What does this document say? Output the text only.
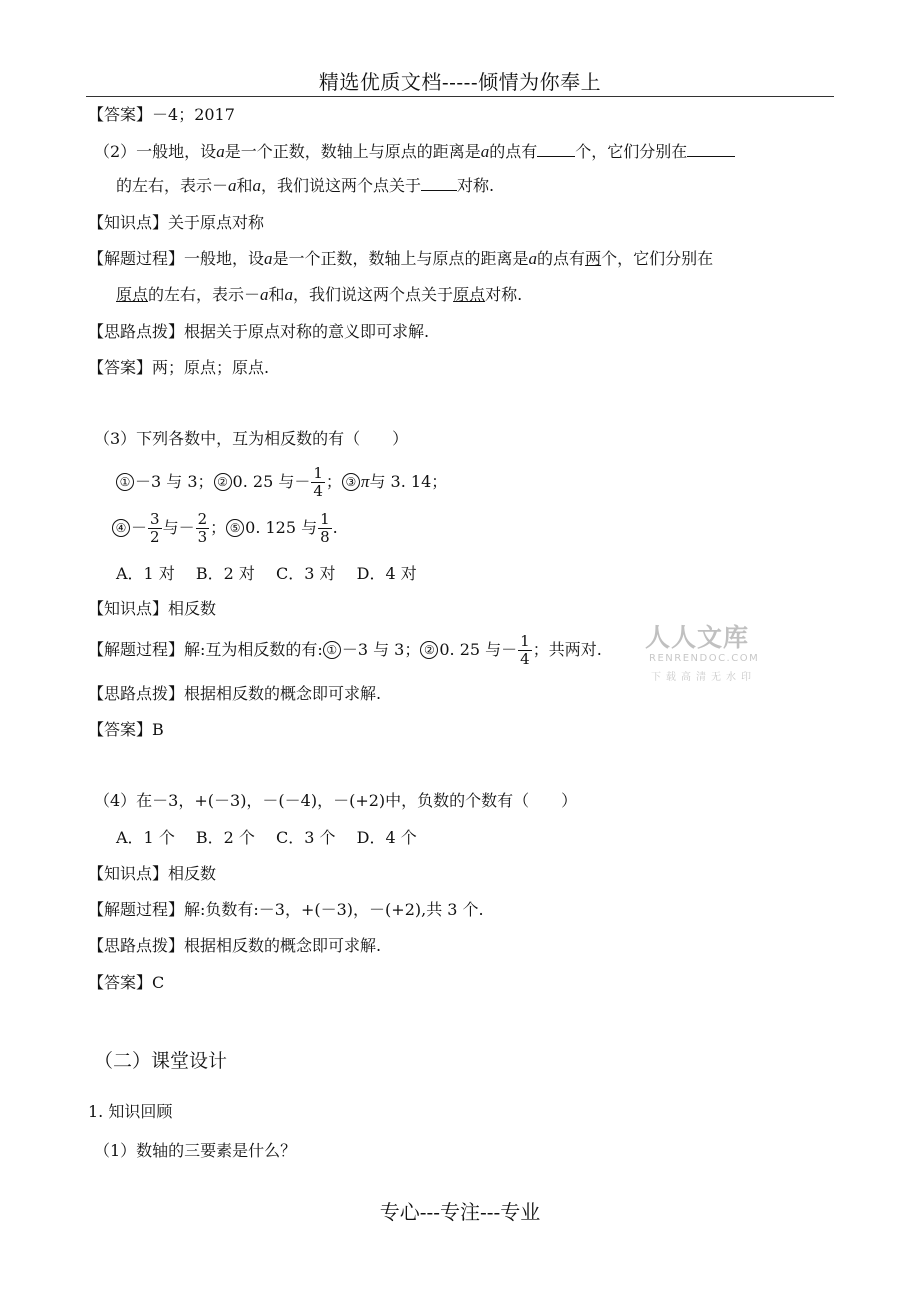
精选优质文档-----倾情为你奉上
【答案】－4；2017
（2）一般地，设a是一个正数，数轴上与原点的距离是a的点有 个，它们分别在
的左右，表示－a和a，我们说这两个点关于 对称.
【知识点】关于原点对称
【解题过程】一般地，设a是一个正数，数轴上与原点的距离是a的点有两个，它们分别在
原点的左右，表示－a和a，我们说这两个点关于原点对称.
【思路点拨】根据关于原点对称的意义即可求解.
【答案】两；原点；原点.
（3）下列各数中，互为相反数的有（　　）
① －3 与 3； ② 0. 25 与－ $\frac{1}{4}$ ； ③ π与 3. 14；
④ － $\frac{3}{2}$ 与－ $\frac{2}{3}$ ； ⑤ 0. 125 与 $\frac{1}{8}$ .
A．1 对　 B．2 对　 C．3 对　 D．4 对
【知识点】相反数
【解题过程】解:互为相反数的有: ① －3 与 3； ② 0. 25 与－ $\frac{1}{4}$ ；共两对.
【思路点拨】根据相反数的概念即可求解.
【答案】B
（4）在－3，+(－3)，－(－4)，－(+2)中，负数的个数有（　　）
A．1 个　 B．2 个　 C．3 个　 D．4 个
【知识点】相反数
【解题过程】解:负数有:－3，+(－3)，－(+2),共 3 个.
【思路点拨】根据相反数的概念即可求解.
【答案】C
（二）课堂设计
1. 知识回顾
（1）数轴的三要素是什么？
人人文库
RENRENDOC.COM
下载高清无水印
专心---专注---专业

● **THE PROBLEM**
Except for the pictures, print the data above exactly.

● **SOLUTION**
What does this document say? Output the text only.
精选优质文档-----倾情为你奉上
【答案】－4；2017
（2）一般地，设a是一个正数，数轴上与原点的距离是a的点有 个，它们分别在
的左右，表示－a和a，我们说这两个点关于 对称.
【知识点】关于原点对称
【解题过程】一般地，设a是一个正数，数轴上与原点的距离是a的点有两个，它们分别在
原点的左右，表示－a和a，我们说这两个点关于原点对称.
【思路点拨】根据关于原点对称的意义即可求解.
【答案】两；原点；原点.
（3）下列各数中，互为相反数的有（　　）
① －3 与 3； ② 0. 25 与－ $\frac{1}{4}$ ； ③ π与 3. 14；
④ － $\frac{3}{2}$ 与－ $\frac{2}{3}$ ； ⑤ 0. 125 与 $\frac{1}{8}$ .
A．1 对　 B．2 对　 C．3 对　 D．4 对
【知识点】相反数
【解题过程】解:互为相反数的有: ① －3 与 3； ② 0. 25 与－ $\frac{1}{4}$ ；共两对.
【思路点拨】根据相反数的概念即可求解.
【答案】B
（4）在－3，+(－3)，－(－4)，－(+2)中，负数的个数有（　　）
A．1 个　 B．2 个　 C．3 个　 D．4 个
【知识点】相反数
【解题过程】解:负数有:－3，+(－3)，－(+2),共 3 个.
【思路点拨】根据相反数的概念即可求解.
【答案】C
（二）课堂设计
1. 知识回顾
（1）数轴的三要素是什么？
人人文库
RENRENDOC.COM
下载高清无水印
专心---专注---专业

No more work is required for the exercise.